Data records

########

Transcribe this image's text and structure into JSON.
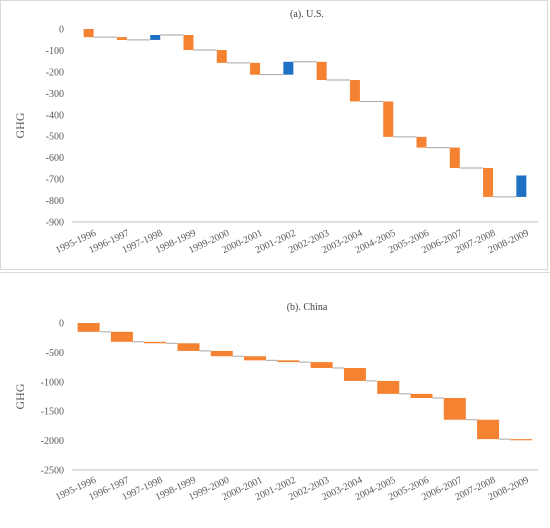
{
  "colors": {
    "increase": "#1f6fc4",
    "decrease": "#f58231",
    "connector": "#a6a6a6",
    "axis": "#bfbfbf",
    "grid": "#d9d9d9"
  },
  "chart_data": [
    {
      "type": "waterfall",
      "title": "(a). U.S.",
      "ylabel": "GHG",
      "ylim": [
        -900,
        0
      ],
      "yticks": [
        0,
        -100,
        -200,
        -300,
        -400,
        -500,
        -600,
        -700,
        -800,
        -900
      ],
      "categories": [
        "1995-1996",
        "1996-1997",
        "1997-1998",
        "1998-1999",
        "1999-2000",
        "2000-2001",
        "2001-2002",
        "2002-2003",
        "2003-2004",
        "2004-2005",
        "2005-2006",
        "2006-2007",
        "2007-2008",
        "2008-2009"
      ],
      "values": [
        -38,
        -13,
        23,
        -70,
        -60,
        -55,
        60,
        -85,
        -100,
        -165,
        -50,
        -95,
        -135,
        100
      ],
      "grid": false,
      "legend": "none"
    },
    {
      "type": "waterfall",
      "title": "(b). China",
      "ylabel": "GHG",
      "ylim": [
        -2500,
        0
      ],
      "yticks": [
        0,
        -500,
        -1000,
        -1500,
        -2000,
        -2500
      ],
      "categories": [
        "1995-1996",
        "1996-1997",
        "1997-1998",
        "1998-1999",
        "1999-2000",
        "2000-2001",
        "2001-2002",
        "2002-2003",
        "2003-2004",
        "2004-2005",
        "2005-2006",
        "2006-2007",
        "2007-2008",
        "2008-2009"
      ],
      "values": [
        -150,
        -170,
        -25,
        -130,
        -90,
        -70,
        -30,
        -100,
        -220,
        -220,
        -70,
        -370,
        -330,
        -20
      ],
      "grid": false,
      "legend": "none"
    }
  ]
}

########

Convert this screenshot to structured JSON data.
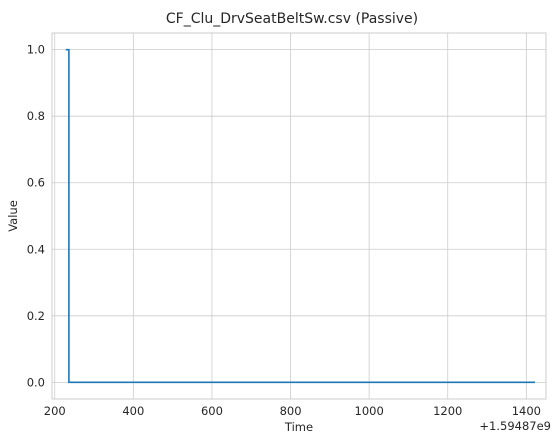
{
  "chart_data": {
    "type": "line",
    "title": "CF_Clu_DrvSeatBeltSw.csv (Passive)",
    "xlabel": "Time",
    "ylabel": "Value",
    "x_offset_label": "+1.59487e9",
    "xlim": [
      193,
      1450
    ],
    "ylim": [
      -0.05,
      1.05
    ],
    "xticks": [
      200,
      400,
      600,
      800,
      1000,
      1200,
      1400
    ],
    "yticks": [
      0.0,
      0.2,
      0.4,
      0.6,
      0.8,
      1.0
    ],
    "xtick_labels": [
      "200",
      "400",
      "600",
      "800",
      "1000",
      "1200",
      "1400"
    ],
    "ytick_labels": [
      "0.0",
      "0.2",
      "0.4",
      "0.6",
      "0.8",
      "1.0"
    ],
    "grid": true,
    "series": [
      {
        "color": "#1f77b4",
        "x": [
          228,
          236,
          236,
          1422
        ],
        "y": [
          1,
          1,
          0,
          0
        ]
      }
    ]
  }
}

########

**Set task:**
Look through the data above. Each line containing the word "this" needs to be copied.

**The result:**
Transcribe this image's text and structure into JSON.
Convert this screenshot to structured JSON data.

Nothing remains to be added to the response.